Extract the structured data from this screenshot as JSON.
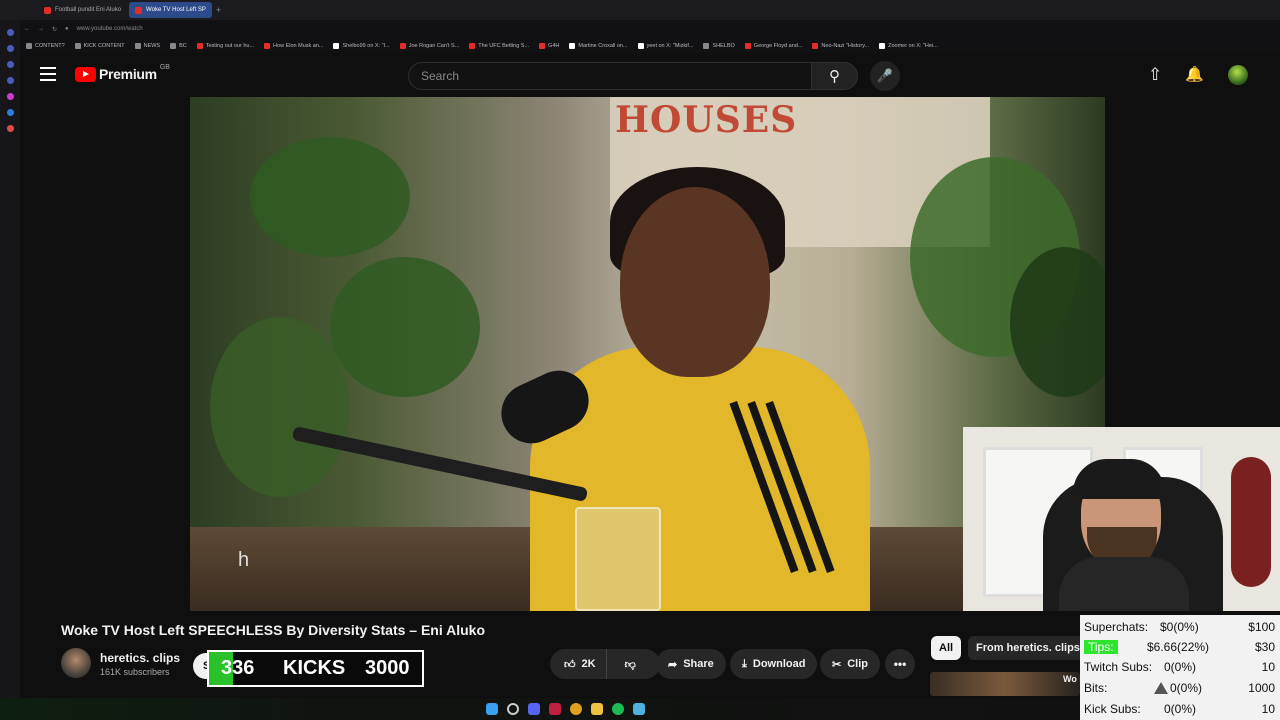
{
  "browser": {
    "tabs": [
      {
        "label": "Football pundit Eni Aluko",
        "active": false
      },
      {
        "label": "Woke TV Host Left SP",
        "active": true
      }
    ],
    "url": "www.youtube.com/watch",
    "bookmarks": [
      "CONTENT?",
      "KICK CONTENT",
      "NEWS",
      "BC",
      "Testing out our hu...",
      "How Elon Musk an...",
      "Shelbo99 on X: \"I...",
      "Joe Rogan Can't S...",
      "The UFC Betting S...",
      "G4H",
      "Martine Croxall on...",
      "yeet on X: \"Mizkif...",
      "SHELBO",
      "George Floyd and...",
      "Neo-Nazi \"History...",
      "Zoomer on X: \"Hei..."
    ]
  },
  "header": {
    "logo_text": "Premium",
    "logo_country": "GB",
    "search_placeholder": "Search",
    "icons": [
      "menu-icon",
      "search-icon",
      "mic-icon",
      "upload-icon",
      "bell-icon",
      "avatar"
    ]
  },
  "video": {
    "sign_text": "HOUSES",
    "caption": "h"
  },
  "watch": {
    "title": "Woke TV Host Left SPEECHLESS By Diversity Stats – Eni Aluko",
    "channel_name": "heretics. clips",
    "subscribers": "161K subscribers",
    "subscribe_label": "S",
    "like_count": "2K",
    "share_label": "Share",
    "download_label": "Download",
    "clip_label": "Clip",
    "more_label": "•••"
  },
  "kicks": {
    "current": "336",
    "label": "KICKS",
    "target": "3000",
    "progress": 0.112
  },
  "related": {
    "chip_all": "All",
    "chip_from": "From heretics. clips",
    "thumb_text": "Wo Ho"
  },
  "stats": {
    "rows": [
      {
        "label": "Superchats:",
        "value": "$0(0%)",
        "goal": "$100"
      },
      {
        "label": "Tips:",
        "value": "$6.66(22%)",
        "goal": "$30"
      },
      {
        "label": "Twitch Subs:",
        "value": "0(0%)",
        "goal": "10"
      },
      {
        "label": "Bits:",
        "value": "0(0%)",
        "goal": "1000"
      },
      {
        "label": "Kick Subs:",
        "value": "0(0%)",
        "goal": "10"
      }
    ],
    "tips_highlight": "#2ee52e"
  },
  "colors": {
    "brand": "#ff0000",
    "background": "#0f0f0f",
    "kicks_fill": "#29c22a"
  }
}
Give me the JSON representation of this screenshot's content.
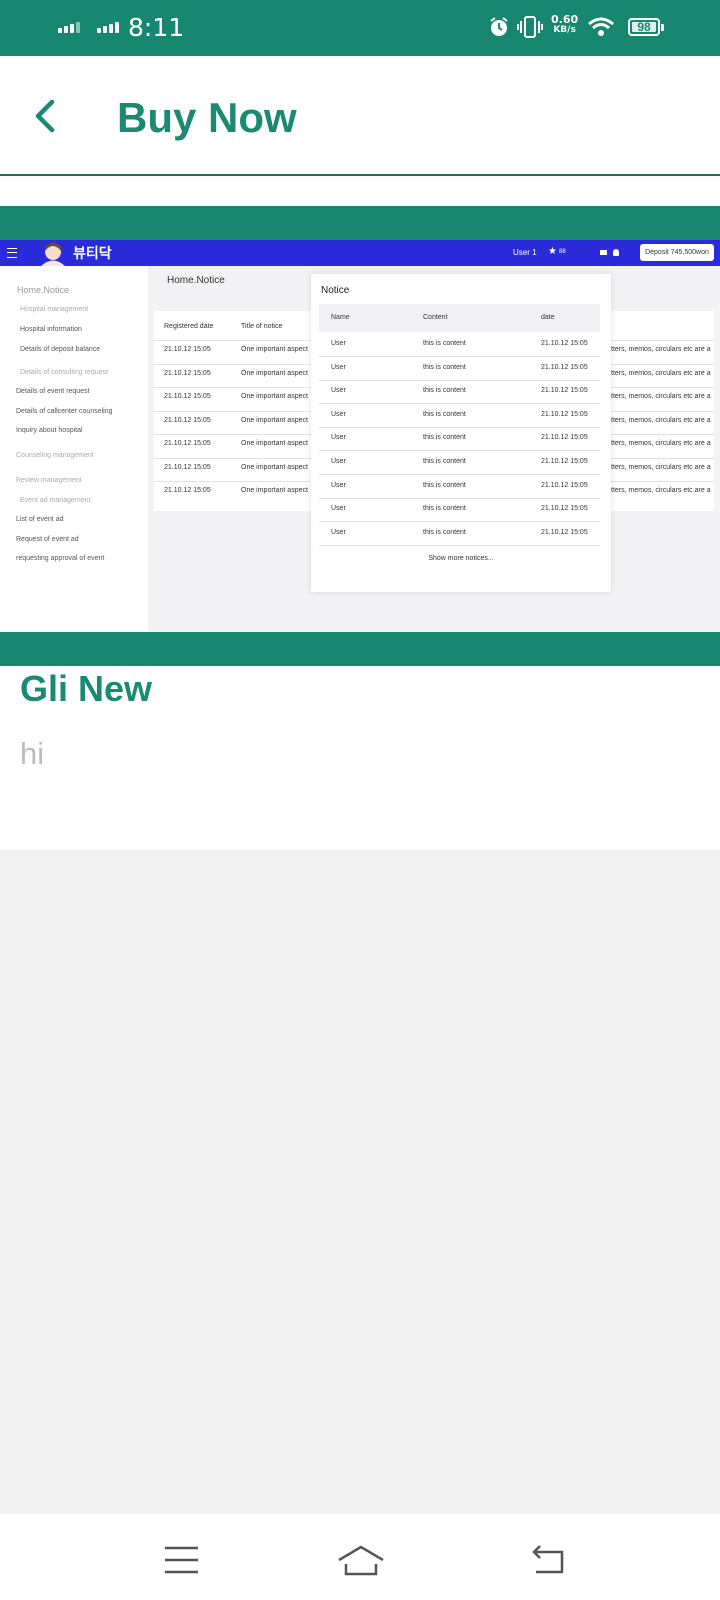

· · ·

Any pictures should be dropped; transcribe the rest of the records above exactly.

Extract the structured data from this screenshot as JSON.
{
  "browser": {
    "tabs": [
      {
        "label": "Football pundit Eni Aluko",
        "active": false
      },
      {
        "label": "Woke TV Host Left SP",
        "active": true
      }
    ],
    "url": "www.youtube.com/watch",
    "bookmarks": [
      "CONTENT?",
      "KICK CONTENT",
      "NEWS",
      "BC",
      "Testing out our hu...",
      "How Elon Musk an...",
      "Shelbo99 on X: \"I...",
      "Joe Rogan Can't S...",
      "The UFC Betting S...",
      "G4H",
      "Martine Croxall on...",
      "yeet on X: \"Mizkif...",
      "SHELBO",
      "George Floyd and...",
      "Neo-Nazi \"History...",
      "Zoomer on X: \"Hei..."
    ]
  },
  "header": {
    "logo_text": "Premium",
    "logo_country": "GB",
    "search_placeholder": "Search",
    "icons": [
      "menu-icon",
      "search-icon",
      "mic-icon",
      "upload-icon",
      "bell-icon",
      "avatar"
    ]
  },
  "video": {
    "sign_text": "HOUSES",
    "caption": "h"
  },
  "watch": {
    "title": "Woke TV Host Left SPEECHLESS By Diversity Stats – Eni Aluko",
    "channel_name": "heretics. clips",
    "subscribers": "161K subscribers",
    "subscribe_label": "S",
    "like_count": "2K",
    "share_label": "Share",
    "download_label": "Download",
    "clip_label": "Clip",
    "more_label": "•••"
  },
  "kicks": {
    "current": "336",
    "label": "KICKS",
    "target": "3000",
    "progress": 0.112
  },
  "related": {
    "chip_all": "All",
    "chip_from": "From heretics. clips",
    "thumb_text": "Wo Ho"
  },
  "stats": {
    "rows": [
      {
        "label": "Superchats:",
        "value": "$0(0%)",
        "goal": "$100"
      },
      {
        "label": "Tips:",
        "value": "$6.66(22%)",
        "goal": "$30"
      },
      {
        "label": "Twitch Subs:",
        "value": "0(0%)",
        "goal": "10"
      },
      {
        "label": "Bits:",
        "value": "0(0%)",
        "goal": "1000"
      },
      {
        "label": "Kick Subs:",
        "value": "0(0%)",
        "goal": "10"
      }
    ],
    "tips_highlight": "#2ee52e"
  },
  "colors": {
    "brand": "#ff0000",
    "background": "#0f0f0f",
    "kicks_fill": "#29c22a"
  }
}
Give me the JSON representation of this screenshot's content.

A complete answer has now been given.